→ What is asked: Below is a listing; write it out exactly and drop any images from it.

==== Materials provided ====

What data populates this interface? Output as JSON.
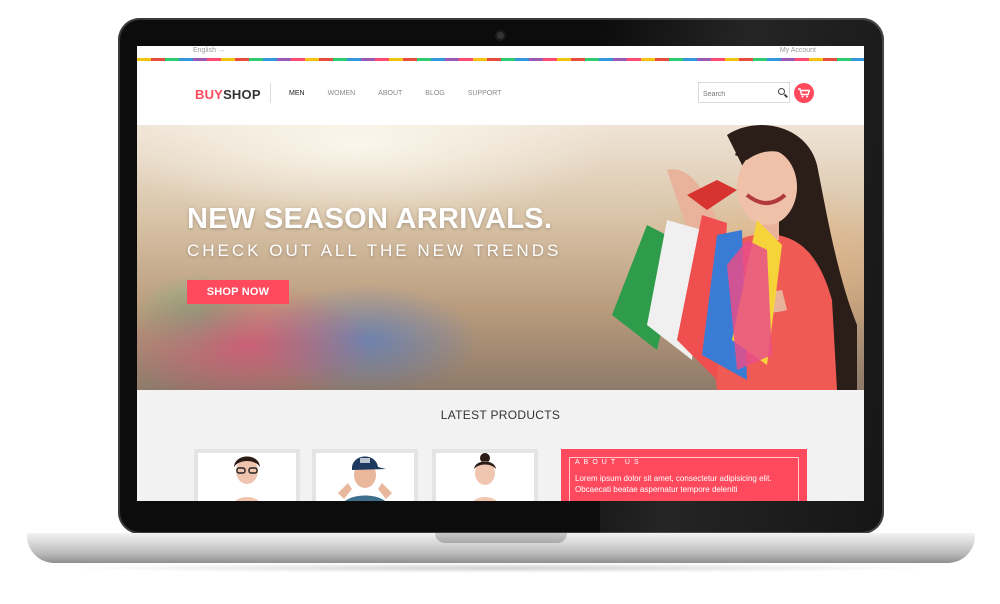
{
  "topbar": {
    "language": "English →",
    "account": "My Account"
  },
  "header": {
    "logo_part1": "BUY",
    "logo_part2": "SHOP",
    "nav": [
      "MEN",
      "WOMEN",
      "ABOUT",
      "BLOG",
      "SUPPORT"
    ],
    "search_placeholder": "Search"
  },
  "hero": {
    "title": "NEW SEASON ARRIVALS.",
    "subtitle": "CHECK OUT ALL THE NEW TRENDS",
    "button": "SHOP NOW"
  },
  "latest": {
    "title": "LATEST PRODUCTS",
    "about_title": "ABOUT US",
    "about_text": "Lorem ipsum dolor sit amet, consectetur adipisicing elit. Obcaecati beatae aspernatur tempore deleniti"
  },
  "colors": {
    "accent": "#ff4a5e",
    "text_dark": "#333333",
    "muted": "#888888"
  },
  "icons": [
    "search-icon",
    "cart-icon",
    "camera-icon"
  ]
}
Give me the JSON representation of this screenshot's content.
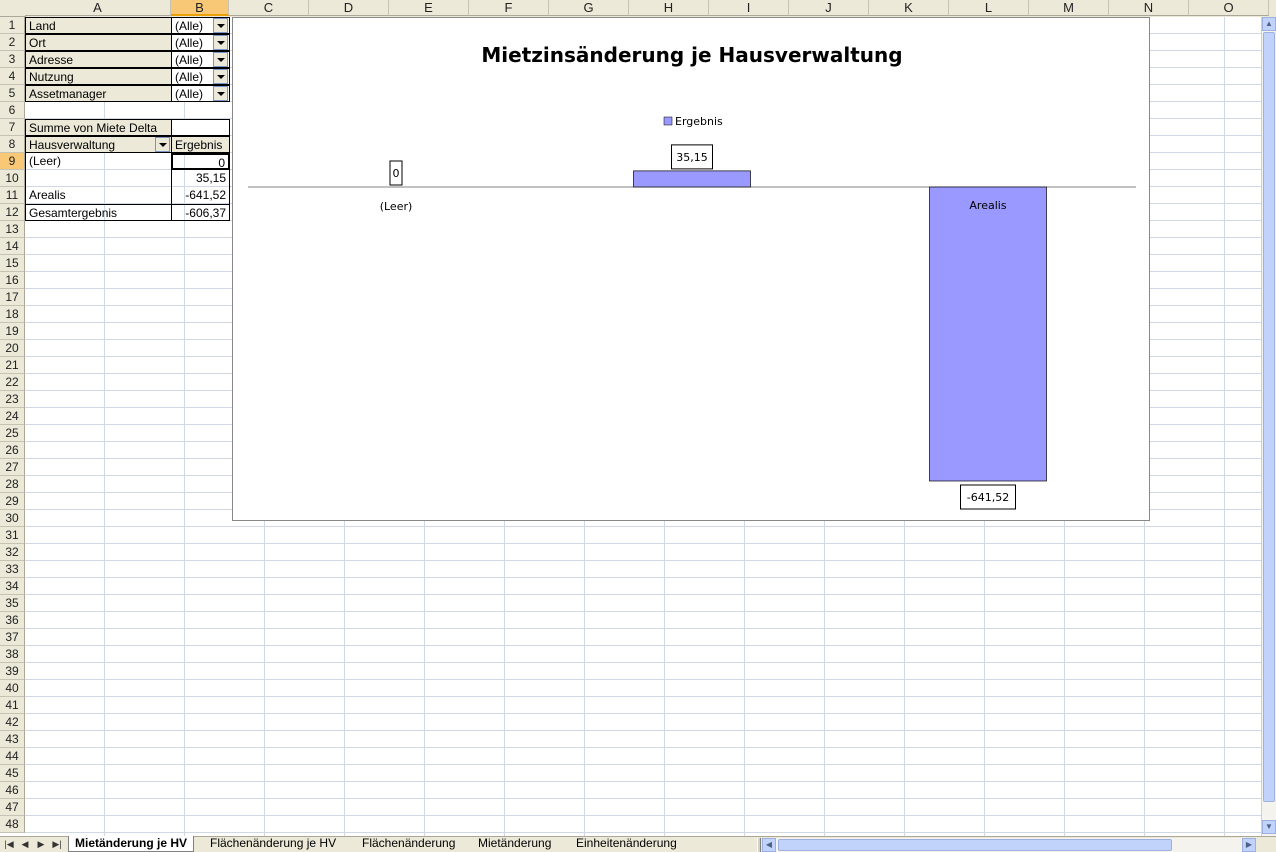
{
  "columns": [
    "A",
    "B",
    "C",
    "D",
    "E",
    "F",
    "G",
    "H",
    "I",
    "J",
    "K",
    "L",
    "M",
    "N",
    "O"
  ],
  "selected_column": "B",
  "rows": [
    "1",
    "2",
    "3",
    "4",
    "5",
    "6",
    "7",
    "8",
    "9",
    "10",
    "11",
    "12",
    "13",
    "14",
    "15",
    "16",
    "17",
    "18",
    "19",
    "20",
    "21",
    "22",
    "23",
    "24",
    "25",
    "26",
    "27",
    "28",
    "29",
    "30",
    "31",
    "32",
    "33",
    "34",
    "35",
    "36",
    "37",
    "38",
    "39",
    "40",
    "41",
    "42",
    "43",
    "44",
    "45",
    "46",
    "47",
    "48"
  ],
  "selected_row": "9",
  "filters": [
    {
      "label": "Land",
      "value": "(Alle)"
    },
    {
      "label": "Ort",
      "value": "(Alle)"
    },
    {
      "label": "Adresse",
      "value": "(Alle)"
    },
    {
      "label": "Nutzung",
      "value": "(Alle)"
    },
    {
      "label": "Assetmanager",
      "value": "(Alle)"
    }
  ],
  "pivot": {
    "data_field": "Summe von Miete Delta",
    "row_field": "Hausverwaltung",
    "result_header": "Ergebnis",
    "rows": [
      {
        "label": "(Leer)",
        "value": "0"
      },
      {
        "label": "",
        "value": "35,15"
      },
      {
        "label": "Arealis",
        "value": "-641,52"
      },
      {
        "label": "Gesamtergebnis",
        "value": "-606,37"
      }
    ]
  },
  "chart_data": {
    "type": "bar",
    "title": "Mietzinsänderung je Hausverwaltung",
    "categories": [
      "(Leer)",
      "",
      "Arealis"
    ],
    "series": [
      {
        "name": "Ergebnis",
        "values": [
          0,
          35.15,
          -641.52
        ],
        "color": "#9999ff"
      }
    ],
    "data_labels": [
      "0",
      "35,15",
      "-641,52"
    ],
    "legend": "top",
    "grid": false
  },
  "sheet_tabs": [
    {
      "label": "Mietänderung je HV",
      "active": true
    },
    {
      "label": "Flächenänderung je HV",
      "active": false
    },
    {
      "label": "Flächenänderung",
      "active": false
    },
    {
      "label": "Mietänderung",
      "active": false
    },
    {
      "label": "Einheitenänderung",
      "active": false
    }
  ],
  "nav_buttons": [
    "first-sheet",
    "prev-sheet",
    "next-sheet",
    "last-sheet"
  ],
  "colors": {
    "header_bg": "#ece9d8",
    "selected_header": "#f9c877",
    "grid": "#d0d7e5",
    "bar": "#9999ff"
  }
}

====

→ Final result:
What data populates this interface? Output as JSON.
{
  "topbar": {
    "language": "English →",
    "account": "My Account"
  },
  "header": {
    "logo_part1": "BUY",
    "logo_part2": "SHOP",
    "nav": [
      "MEN",
      "WOMEN",
      "ABOUT",
      "BLOG",
      "SUPPORT"
    ],
    "search_placeholder": "Search"
  },
  "hero": {
    "title": "NEW SEASON ARRIVALS.",
    "subtitle": "CHECK OUT ALL THE NEW TRENDS",
    "button": "SHOP NOW"
  },
  "latest": {
    "title": "LATEST PRODUCTS",
    "about_title": "ABOUT US",
    "about_text": "Lorem ipsum dolor sit amet, consectetur adipisicing elit. Obcaecati beatae aspernatur tempore deleniti"
  },
  "colors": {
    "accent": "#ff4a5e",
    "text_dark": "#333333",
    "muted": "#888888"
  },
  "icons": [
    "search-icon",
    "cart-icon",
    "camera-icon"
  ]
}
Give me the JSON representation of this screenshot's content.
{
  "columns": [
    "A",
    "B",
    "C",
    "D",
    "E",
    "F",
    "G",
    "H",
    "I",
    "J",
    "K",
    "L",
    "M",
    "N",
    "O"
  ],
  "selected_column": "B",
  "rows": [
    "1",
    "2",
    "3",
    "4",
    "5",
    "6",
    "7",
    "8",
    "9",
    "10",
    "11",
    "12",
    "13",
    "14",
    "15",
    "16",
    "17",
    "18",
    "19",
    "20",
    "21",
    "22",
    "23",
    "24",
    "25",
    "26",
    "27",
    "28",
    "29",
    "30",
    "31",
    "32",
    "33",
    "34",
    "35",
    "36",
    "37",
    "38",
    "39",
    "40",
    "41",
    "42",
    "43",
    "44",
    "45",
    "46",
    "47",
    "48"
  ],
  "selected_row": "9",
  "filters": [
    {
      "label": "Land",
      "value": "(Alle)"
    },
    {
      "label": "Ort",
      "value": "(Alle)"
    },
    {
      "label": "Adresse",
      "value": "(Alle)"
    },
    {
      "label": "Nutzung",
      "value": "(Alle)"
    },
    {
      "label": "Assetmanager",
      "value": "(Alle)"
    }
  ],
  "pivot": {
    "data_field": "Summe von Miete Delta",
    "row_field": "Hausverwaltung",
    "result_header": "Ergebnis",
    "rows": [
      {
        "label": "(Leer)",
        "value": "0"
      },
      {
        "label": "",
        "value": "35,15"
      },
      {
        "label": "Arealis",
        "value": "-641,52"
      },
      {
        "label": "Gesamtergebnis",
        "value": "-606,37"
      }
    ]
  },
  "chart_data": {
    "type": "bar",
    "title": "Mietzinsänderung je Hausverwaltung",
    "categories": [
      "(Leer)",
      "",
      "Arealis"
    ],
    "series": [
      {
        "name": "Ergebnis",
        "values": [
          0,
          35.15,
          -641.52
        ],
        "color": "#9999ff"
      }
    ],
    "data_labels": [
      "0",
      "35,15",
      "-641,52"
    ],
    "legend": "top",
    "grid": false
  },
  "sheet_tabs": [
    {
      "label": "Mietänderung je HV",
      "active": true
    },
    {
      "label": "Flächenänderung je HV",
      "active": false
    },
    {
      "label": "Flächenänderung",
      "active": false
    },
    {
      "label": "Mietänderung",
      "active": false
    },
    {
      "label": "Einheitenänderung",
      "active": false
    }
  ],
  "nav_buttons": [
    "first-sheet",
    "prev-sheet",
    "next-sheet",
    "last-sheet"
  ],
  "colors": {
    "header_bg": "#ece9d8",
    "selected_header": "#f9c877",
    "grid": "#d0d7e5",
    "bar": "#9999ff"
  }
}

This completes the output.